— EXERCISE BRIEF —
Scan the material for the word "name", and copy each line where it shows up.
......
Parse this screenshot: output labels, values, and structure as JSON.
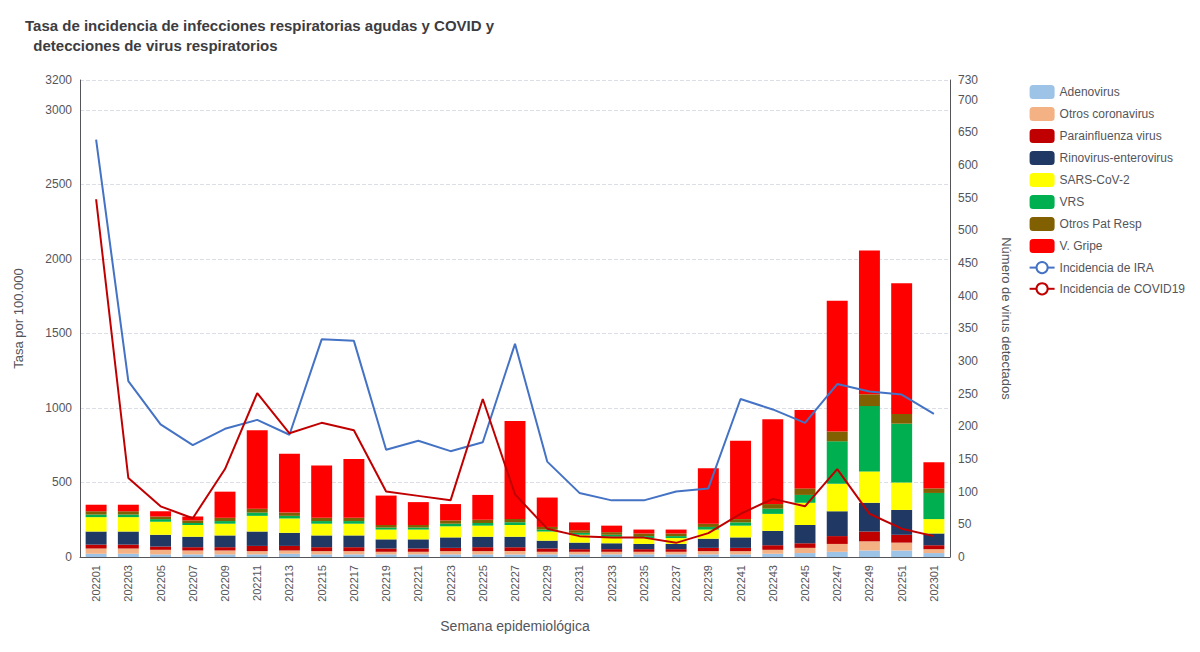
{
  "chart_data": {
    "type": "bar",
    "title": "Tasa de incidencia de infecciones respiratorias agudas y COVID y\n  detecciones de virus respiratorios",
    "x_label": "Semana epidemiológica",
    "y_label": "Tasa por 100.000",
    "y2_label": "Número de virus detectados",
    "categories": [
      "202201",
      "202203",
      "202205",
      "202207",
      "202209",
      "202211",
      "202213",
      "202215",
      "202217",
      "202219",
      "202221",
      "202223",
      "202225",
      "202227",
      "202229",
      "202231",
      "202233",
      "202235",
      "202237",
      "202239",
      "202241",
      "202243",
      "202245",
      "202247",
      "202249",
      "202251",
      "202301"
    ],
    "stacked": true,
    "grid": true,
    "legend": "upper right",
    "ylim": [
      0,
      3200
    ],
    "yticks": [
      0,
      500,
      1000,
      1500,
      2000,
      2500,
      3000
    ],
    "y2lim": [
      0,
      730
    ],
    "y2ticks": [
      0,
      50,
      100,
      150,
      200,
      250,
      300,
      350,
      400,
      450,
      500,
      550,
      600,
      650,
      700
    ],
    "series": [
      {
        "name": "Adenovirus",
        "type": "bar",
        "axis": "y2",
        "color": "#9DC3E6",
        "values": [
          5,
          5,
          4,
          4,
          4,
          4,
          5,
          4,
          4,
          4,
          4,
          4,
          4,
          4,
          4,
          4,
          4,
          4,
          4,
          4,
          4,
          5,
          6,
          8,
          10,
          10,
          6
        ]
      },
      {
        "name": "Otros coronavirus",
        "type": "bar",
        "axis": "y2",
        "color": "#F4B183",
        "values": [
          8,
          8,
          7,
          6,
          6,
          5,
          5,
          5,
          5,
          4,
          4,
          5,
          5,
          5,
          4,
          4,
          4,
          4,
          4,
          5,
          5,
          6,
          8,
          12,
          14,
          12,
          6
        ]
      },
      {
        "name": "Parainfluenza virus",
        "type": "bar",
        "axis": "y2",
        "color": "#C00000",
        "values": [
          6,
          6,
          5,
          5,
          5,
          8,
          7,
          6,
          6,
          5,
          5,
          5,
          6,
          6,
          5,
          4,
          4,
          4,
          4,
          5,
          5,
          7,
          7,
          12,
          15,
          12,
          6
        ]
      },
      {
        "name": "Rinovirus-enterovirus",
        "type": "bar",
        "axis": "y2",
        "color": "#1F3864",
        "values": [
          20,
          20,
          18,
          16,
          18,
          22,
          20,
          18,
          18,
          14,
          14,
          16,
          16,
          16,
          12,
          10,
          9,
          8,
          8,
          14,
          16,
          22,
          28,
          38,
          44,
          38,
          18
        ]
      },
      {
        "name": "SARS-CoV-2",
        "type": "bar",
        "axis": "y2",
        "color": "#FFFF00",
        "values": [
          22,
          22,
          20,
          18,
          18,
          24,
          22,
          18,
          18,
          15,
          15,
          17,
          17,
          18,
          14,
          12,
          10,
          9,
          9,
          14,
          18,
          26,
          34,
          42,
          48,
          42,
          22
        ]
      },
      {
        "name": "VRS",
        "type": "bar",
        "axis": "y2",
        "color": "#00B050",
        "values": [
          4,
          4,
          4,
          3,
          4,
          5,
          4,
          4,
          4,
          3,
          3,
          4,
          4,
          4,
          3,
          3,
          3,
          3,
          3,
          4,
          5,
          8,
          12,
          65,
          100,
          90,
          40
        ]
      },
      {
        "name": "Otros Pat Resp",
        "type": "bar",
        "axis": "y2",
        "color": "#806000",
        "values": [
          5,
          5,
          4,
          4,
          5,
          6,
          5,
          5,
          5,
          4,
          4,
          5,
          5,
          5,
          4,
          4,
          4,
          4,
          4,
          5,
          5,
          7,
          10,
          15,
          18,
          15,
          7
        ]
      },
      {
        "name": "V. Gripe",
        "type": "bar",
        "axis": "y2",
        "color": "#FF0000",
        "values": [
          10,
          10,
          8,
          6,
          40,
          120,
          90,
          80,
          90,
          45,
          35,
          25,
          38,
          150,
          45,
          12,
          10,
          6,
          6,
          85,
          120,
          130,
          120,
          200,
          220,
          200,
          40
        ]
      },
      {
        "name": "Incidencia de IRA",
        "type": "line",
        "axis": "y",
        "color": "#4472C4",
        "values": [
          2800,
          1180,
          890,
          750,
          860,
          920,
          820,
          1460,
          1450,
          720,
          780,
          710,
          770,
          1430,
          640,
          430,
          380,
          380,
          440,
          460,
          1060,
          990,
          900,
          1160,
          1110,
          1090,
          960
        ]
      },
      {
        "name": "Incidencia de COVID19",
        "type": "line",
        "axis": "y",
        "color": "#C00000",
        "values": [
          2400,
          530,
          340,
          260,
          590,
          1100,
          830,
          900,
          850,
          440,
          410,
          380,
          1060,
          420,
          190,
          140,
          130,
          130,
          95,
          160,
          290,
          390,
          340,
          590,
          290,
          190,
          140
        ]
      }
    ]
  }
}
......
— SOLUTION FOR THIS TASK —
        "name": "Adenovirus",
        "name": "Otros coronavirus",
        "name": "Parainfluenza virus",
        "name": "Rinovirus-enterovirus",
        "name": "SARS-CoV-2",
        "name": "VRS",
        "name": "Otros Pat Resp",
        "name": "V. Gripe",
        "name": "Incidencia de IRA",
        "name": "Incidencia de COVID19",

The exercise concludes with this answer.